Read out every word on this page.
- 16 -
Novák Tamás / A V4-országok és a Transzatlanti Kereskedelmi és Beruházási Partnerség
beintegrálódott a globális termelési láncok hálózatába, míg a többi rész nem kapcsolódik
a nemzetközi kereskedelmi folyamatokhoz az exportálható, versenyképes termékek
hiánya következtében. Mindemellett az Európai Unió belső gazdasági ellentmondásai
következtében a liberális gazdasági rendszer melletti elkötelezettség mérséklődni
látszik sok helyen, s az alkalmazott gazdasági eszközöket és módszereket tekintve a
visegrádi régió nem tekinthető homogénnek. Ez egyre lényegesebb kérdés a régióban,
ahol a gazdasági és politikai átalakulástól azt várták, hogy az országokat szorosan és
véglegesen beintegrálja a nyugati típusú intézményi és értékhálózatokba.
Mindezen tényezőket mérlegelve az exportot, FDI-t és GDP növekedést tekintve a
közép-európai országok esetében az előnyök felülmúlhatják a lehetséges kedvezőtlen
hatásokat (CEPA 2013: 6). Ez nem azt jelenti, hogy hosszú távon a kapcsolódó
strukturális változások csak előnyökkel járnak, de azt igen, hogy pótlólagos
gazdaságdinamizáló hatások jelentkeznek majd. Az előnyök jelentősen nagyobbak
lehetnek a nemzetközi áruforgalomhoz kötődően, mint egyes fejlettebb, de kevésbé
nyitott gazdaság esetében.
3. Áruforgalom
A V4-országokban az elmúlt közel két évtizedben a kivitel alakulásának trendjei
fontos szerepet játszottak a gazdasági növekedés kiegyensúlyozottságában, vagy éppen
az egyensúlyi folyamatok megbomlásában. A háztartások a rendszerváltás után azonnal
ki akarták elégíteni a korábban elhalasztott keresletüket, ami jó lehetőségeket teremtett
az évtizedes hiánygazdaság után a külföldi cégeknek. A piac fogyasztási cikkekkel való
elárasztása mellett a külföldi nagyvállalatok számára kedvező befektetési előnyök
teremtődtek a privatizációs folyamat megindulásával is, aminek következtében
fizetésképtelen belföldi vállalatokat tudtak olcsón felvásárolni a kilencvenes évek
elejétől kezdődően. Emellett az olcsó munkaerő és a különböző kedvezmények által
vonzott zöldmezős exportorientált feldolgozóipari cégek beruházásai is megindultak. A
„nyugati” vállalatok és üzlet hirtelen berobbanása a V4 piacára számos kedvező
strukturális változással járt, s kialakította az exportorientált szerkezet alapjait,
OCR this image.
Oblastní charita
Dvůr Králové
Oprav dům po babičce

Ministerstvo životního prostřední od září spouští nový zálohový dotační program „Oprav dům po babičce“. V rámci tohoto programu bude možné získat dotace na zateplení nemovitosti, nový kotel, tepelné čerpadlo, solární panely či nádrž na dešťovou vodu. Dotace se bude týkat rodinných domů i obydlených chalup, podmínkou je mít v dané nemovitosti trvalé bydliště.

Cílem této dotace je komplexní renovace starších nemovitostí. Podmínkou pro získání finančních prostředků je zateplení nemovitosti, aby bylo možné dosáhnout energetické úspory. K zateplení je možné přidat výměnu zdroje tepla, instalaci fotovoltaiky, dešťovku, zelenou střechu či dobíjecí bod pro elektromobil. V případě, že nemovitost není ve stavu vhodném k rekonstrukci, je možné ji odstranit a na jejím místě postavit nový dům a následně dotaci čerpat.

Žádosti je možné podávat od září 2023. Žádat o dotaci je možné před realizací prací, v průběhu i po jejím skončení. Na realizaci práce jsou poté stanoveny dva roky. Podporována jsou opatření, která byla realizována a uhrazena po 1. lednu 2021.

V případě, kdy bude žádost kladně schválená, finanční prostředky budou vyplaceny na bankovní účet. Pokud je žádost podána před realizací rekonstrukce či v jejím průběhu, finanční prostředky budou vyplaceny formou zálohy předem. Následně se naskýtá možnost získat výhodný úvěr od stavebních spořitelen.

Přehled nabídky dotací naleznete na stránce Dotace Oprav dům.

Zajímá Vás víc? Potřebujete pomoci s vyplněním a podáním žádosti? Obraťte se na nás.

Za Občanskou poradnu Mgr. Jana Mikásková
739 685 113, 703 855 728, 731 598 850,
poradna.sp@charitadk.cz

=== Instructions for the task ===
From the data above, copy each line where the string "případě" appears.

=== Exercise answer ===
Cílem této dotace je komplexní renovace starších nemovitostí. Podmínkou pro získání finančních prostředků je zateplení nemovitosti, aby bylo možné dosáhnout energetické úspory. K zateplení je možné přidat výměnu zdroje tepla, instalaci fotovoltaiky, dešťovku, zelenou střechu či dobíjecí bod pro elektromobil. V případě, že nemovitost není ve stavu vhodném k rekonstrukci, je možné ji odstranit a na jejím místě postavit nový dům a následně dotaci čerpat.
V případě, kdy bude žádost kladně schválená, finanční prostředky budou vyplaceny na bankovní účet. Pokud je žádost podána před realizací rekonstrukce či v jejím průběhu, finanční prostředky budou vyplaceny formou zálohy předem. Následně se naskýtá možnost získat výhodný úvěr od stavebních spořitelen.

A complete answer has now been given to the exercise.